Exercise goal
Single out the lines of the material that contain "user" and copy them.

[A block of data]
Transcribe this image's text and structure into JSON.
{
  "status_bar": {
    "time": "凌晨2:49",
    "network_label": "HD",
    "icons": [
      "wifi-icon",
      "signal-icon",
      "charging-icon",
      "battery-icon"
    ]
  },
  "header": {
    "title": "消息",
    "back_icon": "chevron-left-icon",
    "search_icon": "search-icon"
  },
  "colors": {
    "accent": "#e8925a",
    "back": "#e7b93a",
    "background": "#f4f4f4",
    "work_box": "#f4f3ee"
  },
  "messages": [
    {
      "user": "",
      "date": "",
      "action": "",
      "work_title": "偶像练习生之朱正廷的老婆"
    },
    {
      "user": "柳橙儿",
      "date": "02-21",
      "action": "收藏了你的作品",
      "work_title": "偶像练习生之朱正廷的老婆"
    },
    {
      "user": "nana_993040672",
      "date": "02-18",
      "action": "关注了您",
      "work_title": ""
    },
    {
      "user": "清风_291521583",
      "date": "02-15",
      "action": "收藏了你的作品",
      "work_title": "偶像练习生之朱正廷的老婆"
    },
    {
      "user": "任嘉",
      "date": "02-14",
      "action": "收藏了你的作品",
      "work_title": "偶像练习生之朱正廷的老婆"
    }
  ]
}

Solution to this problem
      "user": "",
      "user": "柳橙儿",
      "user": "nana_993040672",
      "user": "清风_291521583",
      "user": "任嘉",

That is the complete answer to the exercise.